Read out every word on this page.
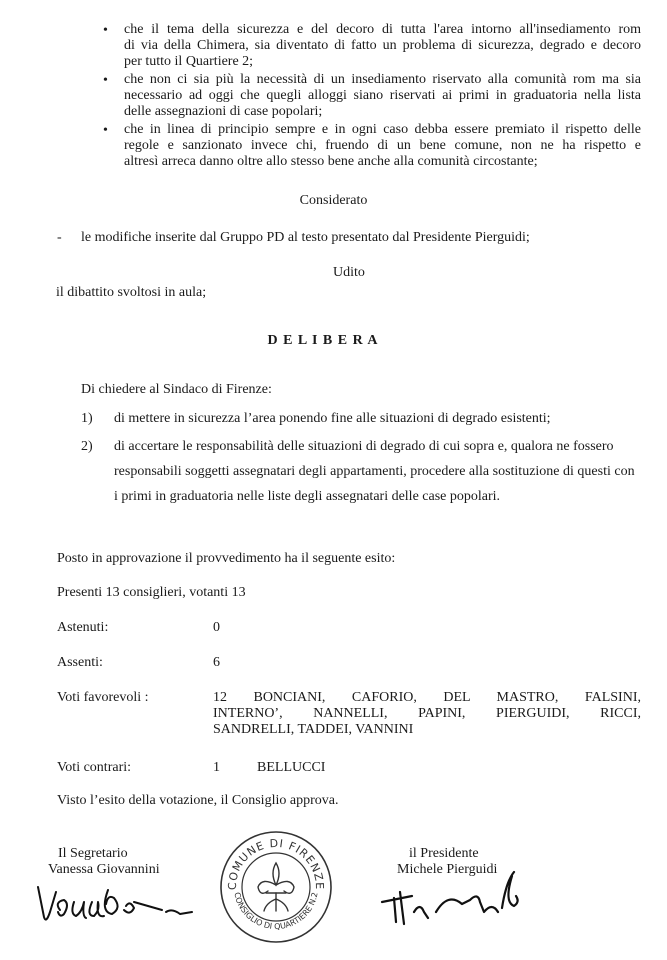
• che il tema della sicurezza e del decoro di tutta l'area intorno all'insediamento rom
di via della Chimera, sia diventato di fatto un problema di sicurezza, degrado e decoro
per tutto il Quartiere 2;
• che non ci sia più la necessità di un insediamento riservato alla comunità rom ma sia
necessario ad oggi che quegli alloggi siano riservati ai primi in graduatoria nella lista
delle assegnazioni di case popolari;
• che in linea di principio sempre e in ogni caso debba essere premiato il rispetto delle
regole e sanzionato invece chi, fruendo di un bene comune, non ne ha rispetto e
altresì arreca danno oltre allo stesso bene anche alla comunità circostante;
Considerato
- le modifiche inserite dal Gruppo PD al testo presentato dal Presidente Pierguidi;
Udito
il dibattito svoltosi in aula;
D E L I B E R A
Di chiedere al Sindaco di Firenze:
1) di mettere in sicurezza l’area ponendo fine alle situazioni di degrado esistenti;
2) di accertare le responsabilità delle situazioni di degrado di cui sopra e, qualora ne fossero
responsabili soggetti assegnatari degli appartamenti, procedere alla sostituzione di questi con
i primi in graduatoria nelle liste degli assegnatari delle case popolari.
Posto in approvazione il provvedimento ha il seguente esito:
Presenti 13 consiglieri, votanti 13
Astenuti:	0
Assenti:	6
Voti favorevoli :	12 BONCIANI, CAFORIO, DEL MASTRO, FALSINI,
INTERNO’, NANNELLI, PAPINI, PIERGUIDI, RICCI,
SANDRELLI, TADDEI, VANNINI
Voti contrari:	1	BELLUCCI
Visto l’esito della votazione, il Consiglio approva.
Il Segretario
Vanessa Giovannini
COMUNE DI FIRENZE
CONSIGLIO DI QUARTIERE N.2
il Presidente
Michele Pierguidi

----------

- **Problem statement**: Every line should be retyped exactly, with the pictures omitted.

- **Answer to this exercise**:
Read out every word on this page.
• che il tema della sicurezza e del decoro di tutta l'area intorno all'insediamento rom
di via della Chimera, sia diventato di fatto un problema di sicurezza, degrado e decoro
per tutto il Quartiere 2;
• che non ci sia più la necessità di un insediamento riservato alla comunità rom ma sia
necessario ad oggi che quegli alloggi siano riservati ai primi in graduatoria nella lista
delle assegnazioni di case popolari;
• che in linea di principio sempre e in ogni caso debba essere premiato il rispetto delle
regole e sanzionato invece chi, fruendo di un bene comune, non ne ha rispetto e
altresì arreca danno oltre allo stesso bene anche alla comunità circostante;
Considerato
- le modifiche inserite dal Gruppo PD al testo presentato dal Presidente Pierguidi;
Udito
il dibattito svoltosi in aula;
D E L I B E R A
Di chiedere al Sindaco di Firenze:
1) di mettere in sicurezza l’area ponendo fine alle situazioni di degrado esistenti;
2) di accertare le responsabilità delle situazioni di degrado di cui sopra e, qualora ne fossero
responsabili soggetti assegnatari degli appartamenti, procedere alla sostituzione di questi con
i primi in graduatoria nelle liste degli assegnatari delle case popolari.
Posto in approvazione il provvedimento ha il seguente esito:
Presenti 13 consiglieri, votanti 13
Astenuti:	0
Assenti:	6
Voti favorevoli :	12 BONCIANI, CAFORIO, DEL MASTRO, FALSINI,
INTERNO’, NANNELLI, PAPINI, PIERGUIDI, RICCI,
SANDRELLI, TADDEI, VANNINI
Voti contrari:	1	BELLUCCI
Visto l’esito della votazione, il Consiglio approva.
Il Segretario
Vanessa Giovannini
COMUNE DI FIRENZE
CONSIGLIO DI QUARTIERE N.2
il Presidente
Michele Pierguidi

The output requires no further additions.